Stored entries
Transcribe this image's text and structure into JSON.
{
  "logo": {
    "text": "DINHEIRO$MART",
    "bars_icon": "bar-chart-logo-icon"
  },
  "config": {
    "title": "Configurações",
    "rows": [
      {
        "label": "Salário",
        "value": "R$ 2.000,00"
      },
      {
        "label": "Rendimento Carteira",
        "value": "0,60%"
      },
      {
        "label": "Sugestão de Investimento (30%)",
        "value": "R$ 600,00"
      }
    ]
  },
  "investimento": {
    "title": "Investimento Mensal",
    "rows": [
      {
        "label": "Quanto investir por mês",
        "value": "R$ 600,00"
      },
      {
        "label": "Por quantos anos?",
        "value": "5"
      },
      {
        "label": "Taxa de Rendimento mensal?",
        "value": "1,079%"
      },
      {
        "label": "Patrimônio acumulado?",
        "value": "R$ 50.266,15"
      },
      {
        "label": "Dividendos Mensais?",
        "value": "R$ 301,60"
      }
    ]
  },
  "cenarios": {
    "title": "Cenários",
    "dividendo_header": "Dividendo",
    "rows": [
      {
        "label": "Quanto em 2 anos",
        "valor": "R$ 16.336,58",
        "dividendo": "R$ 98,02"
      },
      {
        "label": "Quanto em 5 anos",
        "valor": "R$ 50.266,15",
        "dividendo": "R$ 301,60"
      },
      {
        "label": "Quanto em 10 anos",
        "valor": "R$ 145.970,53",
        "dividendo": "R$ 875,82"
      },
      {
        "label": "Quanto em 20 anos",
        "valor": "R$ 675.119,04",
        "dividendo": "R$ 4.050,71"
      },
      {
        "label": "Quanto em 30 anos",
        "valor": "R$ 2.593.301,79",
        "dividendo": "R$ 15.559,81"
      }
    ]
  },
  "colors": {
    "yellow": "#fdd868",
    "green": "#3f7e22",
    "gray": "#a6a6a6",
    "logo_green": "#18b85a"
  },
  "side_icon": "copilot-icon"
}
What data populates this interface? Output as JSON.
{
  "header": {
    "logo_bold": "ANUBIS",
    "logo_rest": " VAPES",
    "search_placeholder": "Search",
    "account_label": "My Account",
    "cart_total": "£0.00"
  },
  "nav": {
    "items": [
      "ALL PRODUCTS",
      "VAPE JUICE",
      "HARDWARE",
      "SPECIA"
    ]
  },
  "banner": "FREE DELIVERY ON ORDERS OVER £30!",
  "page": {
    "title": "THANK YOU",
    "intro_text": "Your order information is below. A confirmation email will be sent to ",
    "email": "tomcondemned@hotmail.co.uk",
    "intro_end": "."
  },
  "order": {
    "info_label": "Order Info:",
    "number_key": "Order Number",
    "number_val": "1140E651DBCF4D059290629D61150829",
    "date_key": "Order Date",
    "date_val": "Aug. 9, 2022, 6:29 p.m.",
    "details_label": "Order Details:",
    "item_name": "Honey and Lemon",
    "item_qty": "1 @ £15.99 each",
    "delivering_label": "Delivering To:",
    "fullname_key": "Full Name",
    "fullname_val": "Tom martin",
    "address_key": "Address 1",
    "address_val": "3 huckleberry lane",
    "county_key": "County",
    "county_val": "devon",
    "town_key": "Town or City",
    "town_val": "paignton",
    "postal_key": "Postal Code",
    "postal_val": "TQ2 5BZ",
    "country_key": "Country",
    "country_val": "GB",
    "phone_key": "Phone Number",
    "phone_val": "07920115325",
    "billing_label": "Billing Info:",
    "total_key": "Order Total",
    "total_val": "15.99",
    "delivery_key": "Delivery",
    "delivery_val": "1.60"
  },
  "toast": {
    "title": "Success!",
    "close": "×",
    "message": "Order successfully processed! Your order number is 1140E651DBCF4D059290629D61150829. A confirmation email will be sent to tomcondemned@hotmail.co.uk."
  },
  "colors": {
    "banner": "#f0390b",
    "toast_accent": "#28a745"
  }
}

Brief. Show every line from the entries above in which the word "JSON" appears.

Final result.
Transcribe this image's text and structure into JSON.
What data populates this interface? Output as JSON.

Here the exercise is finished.